▶ _TASK DIRECTIONS_
Without including any images, reproduce each entry exactly.
::: MATERIAL PROVIDED
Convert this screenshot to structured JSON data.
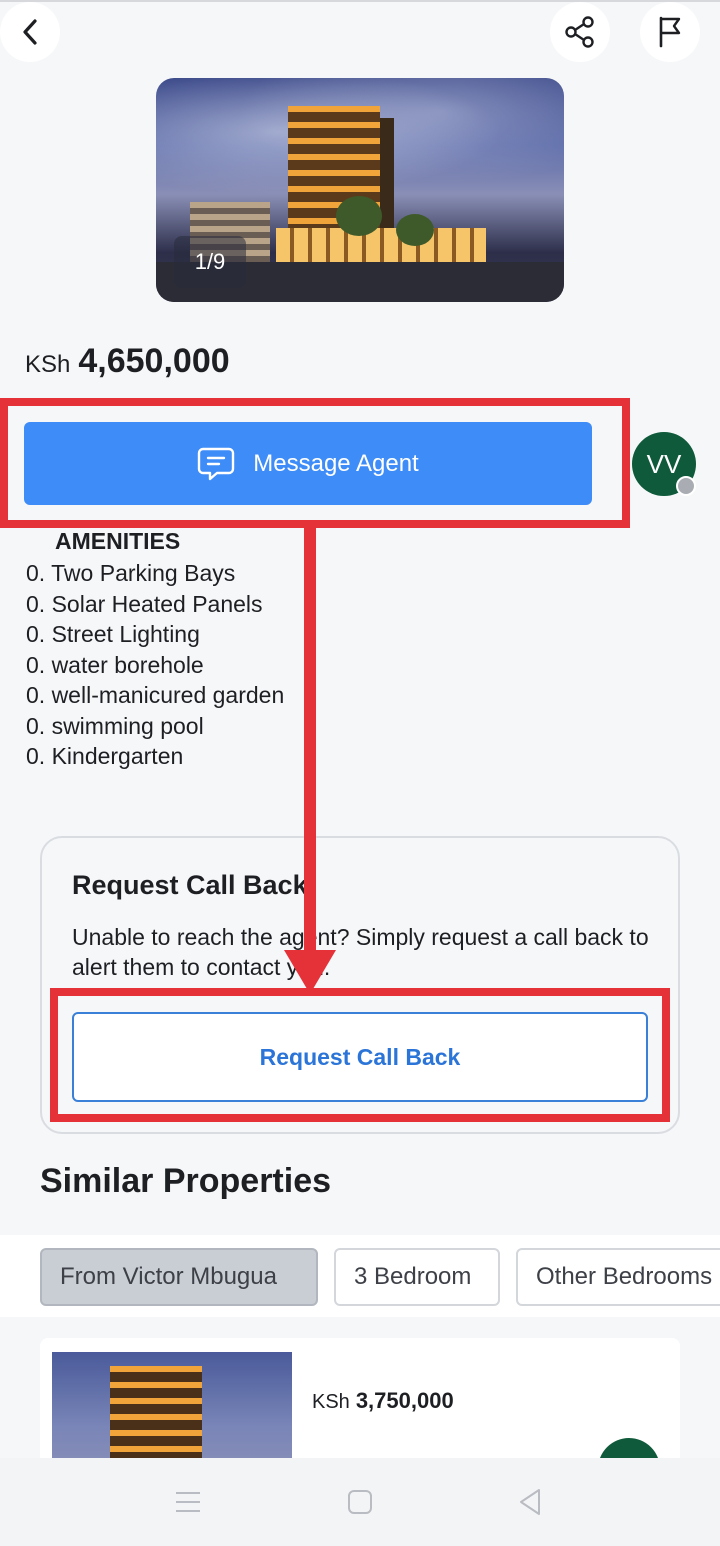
{
  "header": {
    "back_icon": "chevron-left-icon",
    "share_icon": "share-icon",
    "report_icon": "flag-icon"
  },
  "gallery": {
    "counter": "1/9"
  },
  "listing": {
    "currency": "KSh",
    "price": "4,650,000"
  },
  "contact": {
    "message_label": "Message Agent",
    "message_icon": "chat-bubble-icon",
    "agent_initials": "VV"
  },
  "amenities": {
    "title": "AMENITIES",
    "items": [
      "0. Two Parking Bays",
      "0. Solar Heated Panels",
      "0. Street Lighting",
      "0. water borehole",
      "0. well-manicured garden",
      "0. swimming pool",
      "0. Kindergarten"
    ]
  },
  "callback": {
    "title": "Request Call Back",
    "text": "Unable to reach the agent? Simply request a call back to alert them to contact you.",
    "button_label": "Request Call Back"
  },
  "similar": {
    "title": "Similar Properties",
    "filters": [
      "From Victor Mbugua",
      "3 Bedroom",
      "Other Bedrooms"
    ],
    "active_filter": "From Victor Mbugua",
    "first_item": {
      "currency": "KSh",
      "price": "3,750,000"
    }
  },
  "colors": {
    "primary": "#3e8cf7",
    "agent": "#0e5a3a",
    "annotation": "#e53238",
    "link": "#2b74d8"
  }
}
::::::
▶ _THE OUTPUT_
Convert this screenshot to structured JSON data.
{
  "header": {
    "back_icon": "chevron-left-icon",
    "share_icon": "share-icon",
    "report_icon": "flag-icon"
  },
  "gallery": {
    "counter": "1/9"
  },
  "listing": {
    "currency": "KSh",
    "price": "4,650,000"
  },
  "contact": {
    "message_label": "Message Agent",
    "message_icon": "chat-bubble-icon",
    "agent_initials": "VV"
  },
  "amenities": {
    "title": "AMENITIES",
    "items": [
      "0. Two Parking Bays",
      "0. Solar Heated Panels",
      "0. Street Lighting",
      "0. water borehole",
      "0. well-manicured garden",
      "0. swimming pool",
      "0. Kindergarten"
    ]
  },
  "callback": {
    "title": "Request Call Back",
    "text": "Unable to reach the agent? Simply request a call back to alert them to contact you.",
    "button_label": "Request Call Back"
  },
  "similar": {
    "title": "Similar Properties",
    "filters": [
      "From Victor Mbugua",
      "3 Bedroom",
      "Other Bedrooms"
    ],
    "active_filter": "From Victor Mbugua",
    "first_item": {
      "currency": "KSh",
      "price": "3,750,000"
    }
  },
  "colors": {
    "primary": "#3e8cf7",
    "agent": "#0e5a3a",
    "annotation": "#e53238",
    "link": "#2b74d8"
  }
}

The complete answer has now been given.